[Data extracted from a collection]
━━━━━━━━━━━━━━━━

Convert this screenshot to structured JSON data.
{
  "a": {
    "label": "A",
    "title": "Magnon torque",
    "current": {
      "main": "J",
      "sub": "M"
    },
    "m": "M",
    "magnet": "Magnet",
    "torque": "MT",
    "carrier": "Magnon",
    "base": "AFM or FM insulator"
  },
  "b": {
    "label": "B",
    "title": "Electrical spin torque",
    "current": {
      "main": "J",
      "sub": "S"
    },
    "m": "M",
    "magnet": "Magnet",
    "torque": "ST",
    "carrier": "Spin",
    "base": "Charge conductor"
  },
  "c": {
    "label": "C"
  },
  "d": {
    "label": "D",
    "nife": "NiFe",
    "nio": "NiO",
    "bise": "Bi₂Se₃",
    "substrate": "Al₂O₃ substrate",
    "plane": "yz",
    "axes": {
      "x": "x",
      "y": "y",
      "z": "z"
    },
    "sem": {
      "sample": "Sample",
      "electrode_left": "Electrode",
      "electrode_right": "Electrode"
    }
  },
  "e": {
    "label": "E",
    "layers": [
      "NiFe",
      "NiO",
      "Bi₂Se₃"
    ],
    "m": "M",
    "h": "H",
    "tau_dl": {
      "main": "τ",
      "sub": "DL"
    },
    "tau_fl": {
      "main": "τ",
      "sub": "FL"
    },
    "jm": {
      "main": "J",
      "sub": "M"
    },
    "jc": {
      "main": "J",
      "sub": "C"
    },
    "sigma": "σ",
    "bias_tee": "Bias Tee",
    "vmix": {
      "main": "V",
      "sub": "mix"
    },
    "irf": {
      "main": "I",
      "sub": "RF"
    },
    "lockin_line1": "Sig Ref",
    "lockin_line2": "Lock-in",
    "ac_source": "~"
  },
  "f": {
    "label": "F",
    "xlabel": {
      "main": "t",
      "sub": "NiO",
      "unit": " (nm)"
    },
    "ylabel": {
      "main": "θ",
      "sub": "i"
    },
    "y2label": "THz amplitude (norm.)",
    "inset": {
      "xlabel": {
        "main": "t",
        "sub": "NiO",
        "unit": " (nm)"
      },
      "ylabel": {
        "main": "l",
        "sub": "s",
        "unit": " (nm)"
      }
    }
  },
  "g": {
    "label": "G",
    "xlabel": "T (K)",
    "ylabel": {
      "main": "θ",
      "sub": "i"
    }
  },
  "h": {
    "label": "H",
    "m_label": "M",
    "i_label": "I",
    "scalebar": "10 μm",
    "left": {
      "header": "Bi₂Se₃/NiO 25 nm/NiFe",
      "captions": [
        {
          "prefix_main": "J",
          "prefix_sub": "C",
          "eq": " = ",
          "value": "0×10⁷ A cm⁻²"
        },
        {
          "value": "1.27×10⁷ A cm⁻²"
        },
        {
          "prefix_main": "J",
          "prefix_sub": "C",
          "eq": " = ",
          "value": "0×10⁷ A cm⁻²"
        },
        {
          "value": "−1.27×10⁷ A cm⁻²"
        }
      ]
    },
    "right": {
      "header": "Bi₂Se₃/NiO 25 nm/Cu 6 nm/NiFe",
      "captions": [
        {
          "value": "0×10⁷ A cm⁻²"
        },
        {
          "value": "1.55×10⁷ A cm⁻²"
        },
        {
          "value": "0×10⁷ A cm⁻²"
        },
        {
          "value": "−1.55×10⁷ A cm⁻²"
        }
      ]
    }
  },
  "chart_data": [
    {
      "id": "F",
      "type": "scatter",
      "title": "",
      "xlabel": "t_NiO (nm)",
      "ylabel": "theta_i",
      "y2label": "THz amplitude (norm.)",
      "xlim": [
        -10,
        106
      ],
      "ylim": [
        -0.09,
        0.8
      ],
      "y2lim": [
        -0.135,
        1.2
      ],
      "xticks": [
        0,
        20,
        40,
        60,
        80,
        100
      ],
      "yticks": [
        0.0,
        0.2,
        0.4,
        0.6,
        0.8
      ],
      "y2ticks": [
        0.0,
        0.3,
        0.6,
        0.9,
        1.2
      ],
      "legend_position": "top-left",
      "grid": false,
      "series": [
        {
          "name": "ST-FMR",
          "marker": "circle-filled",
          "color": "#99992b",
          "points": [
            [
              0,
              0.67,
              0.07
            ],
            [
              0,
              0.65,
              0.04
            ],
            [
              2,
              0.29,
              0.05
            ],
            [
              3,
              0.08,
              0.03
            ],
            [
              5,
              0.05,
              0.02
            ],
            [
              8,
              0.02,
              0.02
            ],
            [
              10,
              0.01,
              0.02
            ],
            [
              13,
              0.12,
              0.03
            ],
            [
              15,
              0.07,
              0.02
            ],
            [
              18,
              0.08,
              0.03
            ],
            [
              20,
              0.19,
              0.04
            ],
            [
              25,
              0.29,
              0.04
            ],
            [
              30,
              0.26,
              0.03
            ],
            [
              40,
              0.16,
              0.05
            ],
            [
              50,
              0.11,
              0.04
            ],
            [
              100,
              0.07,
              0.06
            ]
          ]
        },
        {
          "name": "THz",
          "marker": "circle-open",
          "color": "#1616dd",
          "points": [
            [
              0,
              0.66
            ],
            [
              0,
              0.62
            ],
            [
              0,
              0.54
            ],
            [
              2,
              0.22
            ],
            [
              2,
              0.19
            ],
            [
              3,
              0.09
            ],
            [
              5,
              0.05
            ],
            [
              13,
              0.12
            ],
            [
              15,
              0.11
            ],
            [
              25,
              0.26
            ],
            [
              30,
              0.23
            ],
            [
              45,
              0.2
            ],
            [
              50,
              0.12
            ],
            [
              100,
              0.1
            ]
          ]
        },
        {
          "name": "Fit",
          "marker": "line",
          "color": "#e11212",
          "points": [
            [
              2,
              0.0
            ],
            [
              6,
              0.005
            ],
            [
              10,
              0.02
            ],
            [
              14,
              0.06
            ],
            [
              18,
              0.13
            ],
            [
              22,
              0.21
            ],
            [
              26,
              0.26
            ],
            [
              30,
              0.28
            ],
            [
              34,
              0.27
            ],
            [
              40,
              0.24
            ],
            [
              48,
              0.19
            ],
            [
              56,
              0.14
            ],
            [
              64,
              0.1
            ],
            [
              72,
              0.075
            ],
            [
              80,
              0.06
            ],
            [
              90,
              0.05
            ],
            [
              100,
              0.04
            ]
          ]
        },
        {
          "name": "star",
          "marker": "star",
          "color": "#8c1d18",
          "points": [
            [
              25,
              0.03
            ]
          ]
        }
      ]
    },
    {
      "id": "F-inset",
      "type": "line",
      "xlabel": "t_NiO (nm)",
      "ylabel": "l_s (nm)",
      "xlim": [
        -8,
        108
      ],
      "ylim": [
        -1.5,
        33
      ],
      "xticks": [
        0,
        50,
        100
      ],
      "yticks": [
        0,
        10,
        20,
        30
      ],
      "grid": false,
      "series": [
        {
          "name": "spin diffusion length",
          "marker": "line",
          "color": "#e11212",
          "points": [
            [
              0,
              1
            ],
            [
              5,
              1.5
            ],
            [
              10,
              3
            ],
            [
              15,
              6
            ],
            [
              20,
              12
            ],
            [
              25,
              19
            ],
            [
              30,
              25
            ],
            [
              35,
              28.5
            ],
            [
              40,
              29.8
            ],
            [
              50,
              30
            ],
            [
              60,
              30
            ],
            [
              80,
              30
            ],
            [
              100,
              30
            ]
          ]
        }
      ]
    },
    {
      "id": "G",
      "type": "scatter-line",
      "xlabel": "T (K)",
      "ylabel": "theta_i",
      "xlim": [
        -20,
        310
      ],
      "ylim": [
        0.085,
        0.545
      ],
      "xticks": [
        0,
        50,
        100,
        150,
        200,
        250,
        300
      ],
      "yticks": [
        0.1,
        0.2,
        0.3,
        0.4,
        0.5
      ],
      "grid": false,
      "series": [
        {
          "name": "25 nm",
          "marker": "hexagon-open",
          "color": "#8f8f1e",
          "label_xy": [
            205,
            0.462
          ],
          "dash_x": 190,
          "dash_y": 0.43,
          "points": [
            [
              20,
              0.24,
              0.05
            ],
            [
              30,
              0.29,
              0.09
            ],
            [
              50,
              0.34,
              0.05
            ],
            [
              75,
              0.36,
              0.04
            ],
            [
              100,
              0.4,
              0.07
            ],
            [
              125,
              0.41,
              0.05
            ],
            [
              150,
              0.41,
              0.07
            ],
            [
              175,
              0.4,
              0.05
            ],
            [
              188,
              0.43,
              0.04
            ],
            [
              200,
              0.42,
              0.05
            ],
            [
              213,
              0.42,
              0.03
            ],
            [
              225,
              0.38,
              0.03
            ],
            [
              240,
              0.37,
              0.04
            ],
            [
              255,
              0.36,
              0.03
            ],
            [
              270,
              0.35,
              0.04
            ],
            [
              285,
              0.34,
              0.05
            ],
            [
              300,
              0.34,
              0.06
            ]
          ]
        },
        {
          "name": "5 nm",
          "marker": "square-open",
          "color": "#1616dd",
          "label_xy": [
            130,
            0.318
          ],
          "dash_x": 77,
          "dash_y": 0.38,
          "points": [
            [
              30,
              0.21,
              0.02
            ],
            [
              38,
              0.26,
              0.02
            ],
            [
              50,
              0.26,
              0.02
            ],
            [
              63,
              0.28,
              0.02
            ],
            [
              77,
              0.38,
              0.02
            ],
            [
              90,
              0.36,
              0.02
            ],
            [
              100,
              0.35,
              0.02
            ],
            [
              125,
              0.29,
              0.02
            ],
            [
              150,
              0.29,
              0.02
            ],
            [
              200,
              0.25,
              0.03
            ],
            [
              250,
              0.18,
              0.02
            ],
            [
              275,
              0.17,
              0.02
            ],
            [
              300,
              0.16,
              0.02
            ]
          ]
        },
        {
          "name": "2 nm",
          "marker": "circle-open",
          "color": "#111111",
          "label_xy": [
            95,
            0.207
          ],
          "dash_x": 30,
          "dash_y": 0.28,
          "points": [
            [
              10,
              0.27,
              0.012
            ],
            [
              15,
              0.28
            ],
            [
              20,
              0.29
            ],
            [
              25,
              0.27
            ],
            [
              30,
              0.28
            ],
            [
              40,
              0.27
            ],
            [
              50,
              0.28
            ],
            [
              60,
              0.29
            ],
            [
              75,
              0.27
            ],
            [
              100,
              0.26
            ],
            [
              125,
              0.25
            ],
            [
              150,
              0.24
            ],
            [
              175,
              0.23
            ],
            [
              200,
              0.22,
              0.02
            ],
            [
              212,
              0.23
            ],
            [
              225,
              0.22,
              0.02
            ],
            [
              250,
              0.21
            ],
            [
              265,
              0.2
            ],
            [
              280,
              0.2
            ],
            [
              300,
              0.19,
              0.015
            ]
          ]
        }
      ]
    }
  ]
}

━━━━━━━━━━━━━━━━

● **WHAT NEEDS TO BE DONE**
Locate all lines in the listing above with the word "Electrode" and copy them.

● **THE RESULT**
      "electrode_left": "Electrode",
      "electrode_right": "Electrode"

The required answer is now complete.